Material for this exercise:

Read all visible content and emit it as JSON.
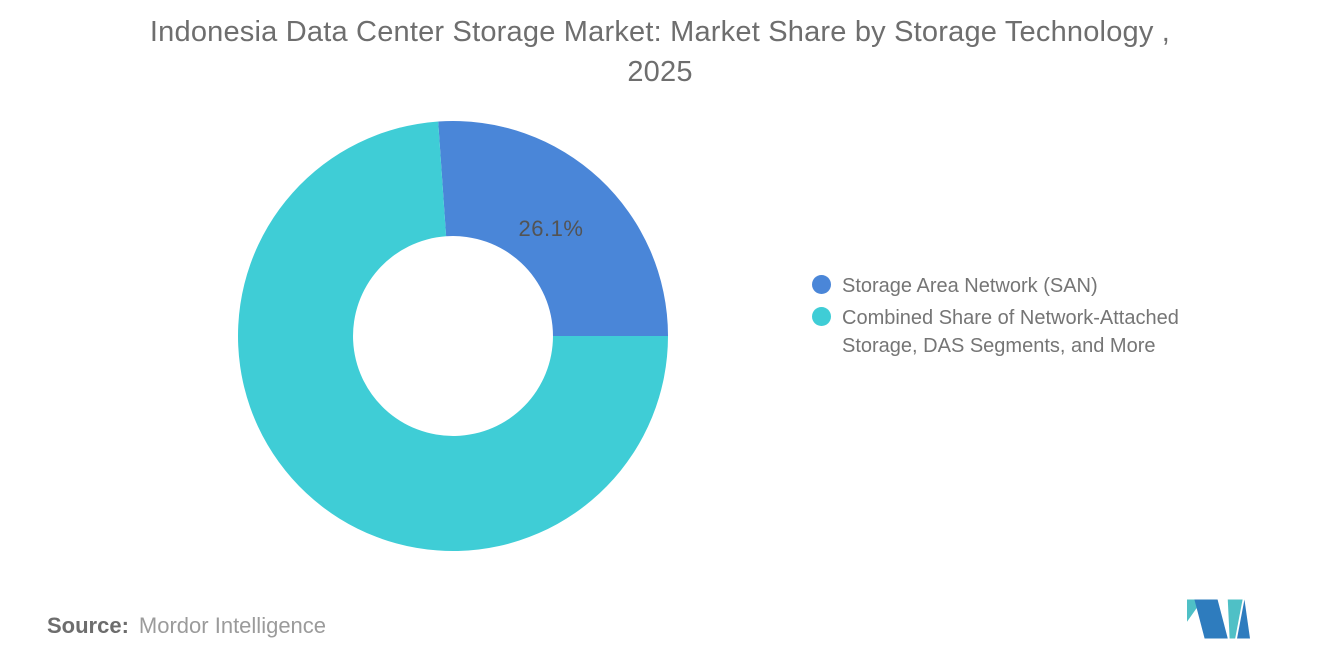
{
  "header": {
    "title_line1": "Indonesia Data Center Storage Market: Market Share by Storage Technology ,",
    "title_line2": "2025"
  },
  "chart_data": {
    "type": "pie",
    "subtype": "donut",
    "title": "Indonesia Data Center Storage Market: Market Share by Storage Technology , 2025",
    "unit": "%",
    "slices": [
      {
        "name": "Storage Area Network (SAN)",
        "value": 26.1,
        "color": "#4A86D8",
        "data_label": "26.1%"
      },
      {
        "name": "Combined Share of Network-Attached Storage, DAS Segments, and More",
        "value": 73.9,
        "color": "#3FCDD6",
        "data_label": ""
      }
    ],
    "donut_hole_ratio": 0.465,
    "first_slice_end_angle_clock": "3 o'clock (90deg)",
    "legend_position": "right",
    "background": "#ffffff"
  },
  "annotations": {
    "san_share_label": "26.1%"
  },
  "legend": {
    "items": [
      {
        "label": "Storage Area Network (SAN)",
        "color": "#4A86D8"
      },
      {
        "label": "Combined Share of Network-Attached Storage, DAS Segments, and More",
        "color": "#3FCDD6"
      }
    ]
  },
  "source": {
    "prefix": "Source:",
    "name": "Mordor Intelligence"
  },
  "logo": {
    "icon": "mordor-intelligence-m-icon",
    "teal": "#4FC0C6",
    "blue": "#2E7CBE"
  }
}
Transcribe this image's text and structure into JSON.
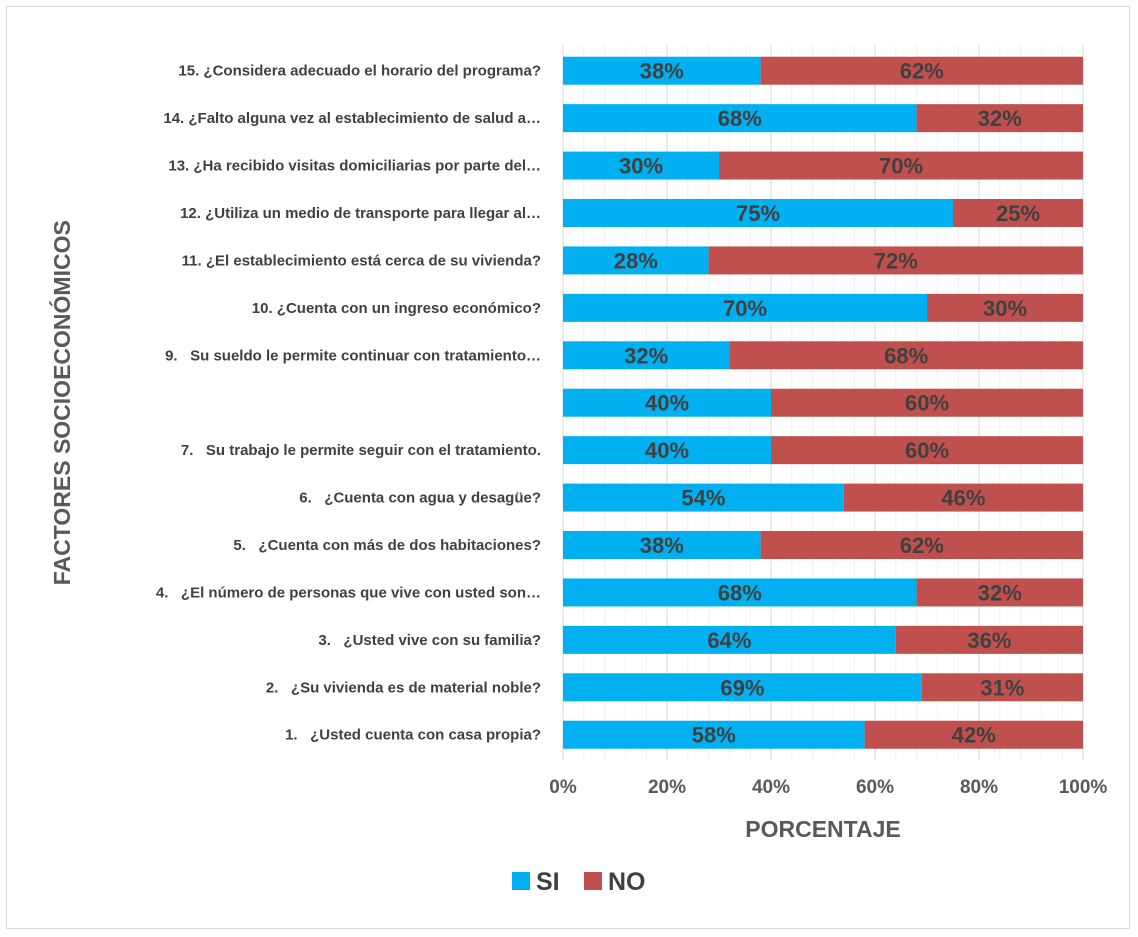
{
  "chart_data": {
    "type": "bar",
    "orientation": "horizontal",
    "stacked": true,
    "percent_stacked": true,
    "xlabel": "PORCENTAJE",
    "ylabel": "FACTORES SOCIOECONÓMICOS",
    "xlim": [
      0,
      100
    ],
    "xticks": [
      "0%",
      "20%",
      "40%",
      "60%",
      "80%",
      "100%"
    ],
    "grid": true,
    "legend_position": "bottom",
    "categories": [
      "15. ¿Considera adecuado el horario del programa?",
      "14. ¿Falto alguna vez al establecimiento de salud a…",
      "13. ¿Ha recibido visitas domiciliarias por parte del…",
      "12. ¿Utiliza un medio de transporte para llegar al…",
      "11. ¿El establecimiento está cerca de su vivienda?",
      "10. ¿Cuenta con un ingreso económico?",
      "9.   Su sueldo le permite continuar con tratamiento…",
      "",
      "7.   Su trabajo le permite seguir con el tratamiento.",
      "6.   ¿Cuenta con agua y desagüe?",
      "5.   ¿Cuenta con más de dos habitaciones?",
      "4.   ¿El número de personas que vive con usted son…",
      "3.   ¿Usted vive con su familia?",
      "2.   ¿Su vivienda es de material noble?",
      "1.   ¿Usted cuenta con casa propia?"
    ],
    "series": [
      {
        "name": "SI",
        "color": "#00b0f0",
        "values": [
          38,
          68,
          30,
          75,
          28,
          70,
          32,
          40,
          40,
          54,
          38,
          68,
          64,
          69,
          58
        ]
      },
      {
        "name": "NO",
        "color": "#c0504d",
        "values": [
          62,
          32,
          70,
          25,
          72,
          30,
          68,
          60,
          60,
          46,
          62,
          32,
          36,
          31,
          42
        ]
      }
    ]
  }
}
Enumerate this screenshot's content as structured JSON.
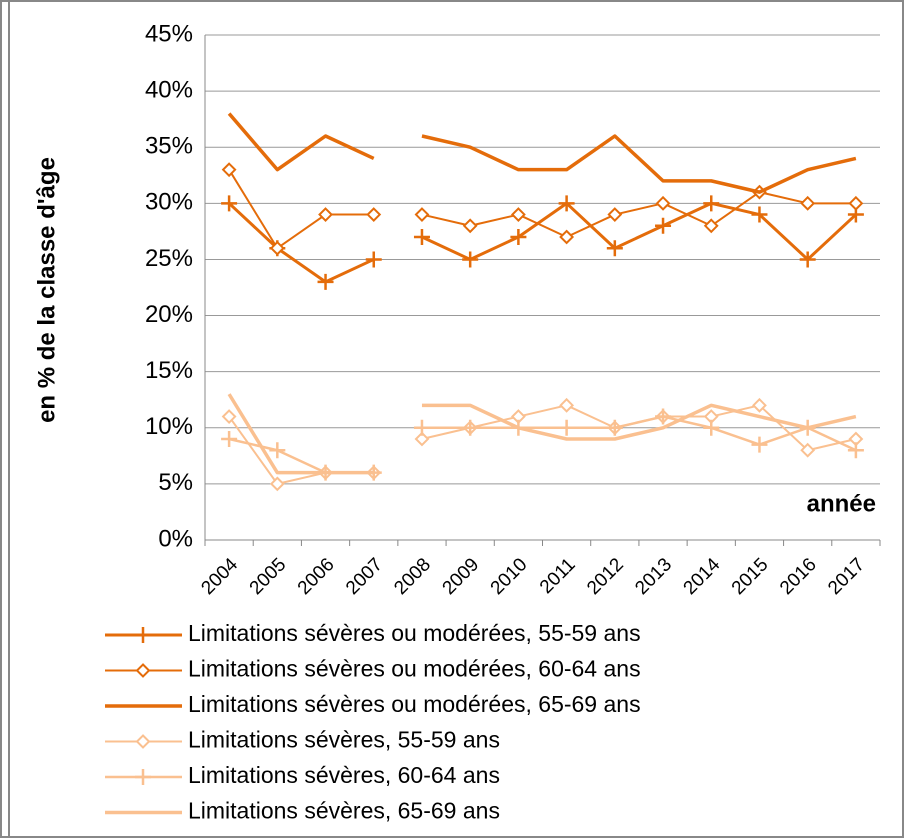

Description of the task:
Output the entries above exactly. Drop the pictures.

Right answer:
Read all visible content and emit it as JSON.
{
  "header": {
    "title_line1": "Indonesia Data Center Storage Market: Market Share by Storage Technology ,",
    "title_line2": "2025"
  },
  "chart_data": {
    "type": "pie",
    "subtype": "donut",
    "title": "Indonesia Data Center Storage Market: Market Share by Storage Technology , 2025",
    "unit": "%",
    "slices": [
      {
        "name": "Storage Area Network (SAN)",
        "value": 26.1,
        "color": "#4A86D8",
        "data_label": "26.1%"
      },
      {
        "name": "Combined Share of Network-Attached Storage, DAS Segments, and More",
        "value": 73.9,
        "color": "#3FCDD6",
        "data_label": ""
      }
    ],
    "donut_hole_ratio": 0.465,
    "first_slice_end_angle_clock": "3 o'clock (90deg)",
    "legend_position": "right",
    "background": "#ffffff"
  },
  "annotations": {
    "san_share_label": "26.1%"
  },
  "legend": {
    "items": [
      {
        "label": "Storage Area Network (SAN)",
        "color": "#4A86D8"
      },
      {
        "label": "Combined Share of Network-Attached Storage, DAS Segments, and More",
        "color": "#3FCDD6"
      }
    ]
  },
  "source": {
    "prefix": "Source:",
    "name": "Mordor Intelligence"
  },
  "logo": {
    "icon": "mordor-intelligence-m-icon",
    "teal": "#4FC0C6",
    "blue": "#2E7CBE"
  }
}
Transcribe this image's text and structure into JSON.
{
  "chart_data": {
    "type": "bar",
    "orientation": "horizontal",
    "stacked": true,
    "percent_stacked": true,
    "xlabel": "PORCENTAJE",
    "ylabel": "FACTORES SOCIOECONÓMICOS",
    "xlim": [
      0,
      100
    ],
    "xticks": [
      "0%",
      "20%",
      "40%",
      "60%",
      "80%",
      "100%"
    ],
    "grid": true,
    "legend_position": "bottom",
    "categories": [
      "15. ¿Considera adecuado el horario del programa?",
      "14. ¿Falto alguna vez al establecimiento de salud a…",
      "13. ¿Ha recibido visitas domiciliarias por parte del…",
      "12. ¿Utiliza un medio de transporte para llegar al…",
      "11. ¿El establecimiento está cerca de su vivienda?",
      "10. ¿Cuenta con un ingreso económico?",
      "9.   Su sueldo le permite continuar con tratamiento…",
      "",
      "7.   Su trabajo le permite seguir con el tratamiento.",
      "6.   ¿Cuenta con agua y desagüe?",
      "5.   ¿Cuenta con más de dos habitaciones?",
      "4.   ¿El número de personas que vive con usted son…",
      "3.   ¿Usted vive con su familia?",
      "2.   ¿Su vivienda es de material noble?",
      "1.   ¿Usted cuenta con casa propia?"
    ],
    "series": [
      {
        "name": "SI",
        "color": "#00b0f0",
        "values": [
          38,
          68,
          30,
          75,
          28,
          70,
          32,
          40,
          40,
          54,
          38,
          68,
          64,
          69,
          58
        ]
      },
      {
        "name": "NO",
        "color": "#c0504d",
        "values": [
          62,
          32,
          70,
          25,
          72,
          30,
          68,
          60,
          60,
          46,
          62,
          32,
          36,
          31,
          42
        ]
      }
    ]
  }
}
Enumerate this screenshot's content as structured JSON.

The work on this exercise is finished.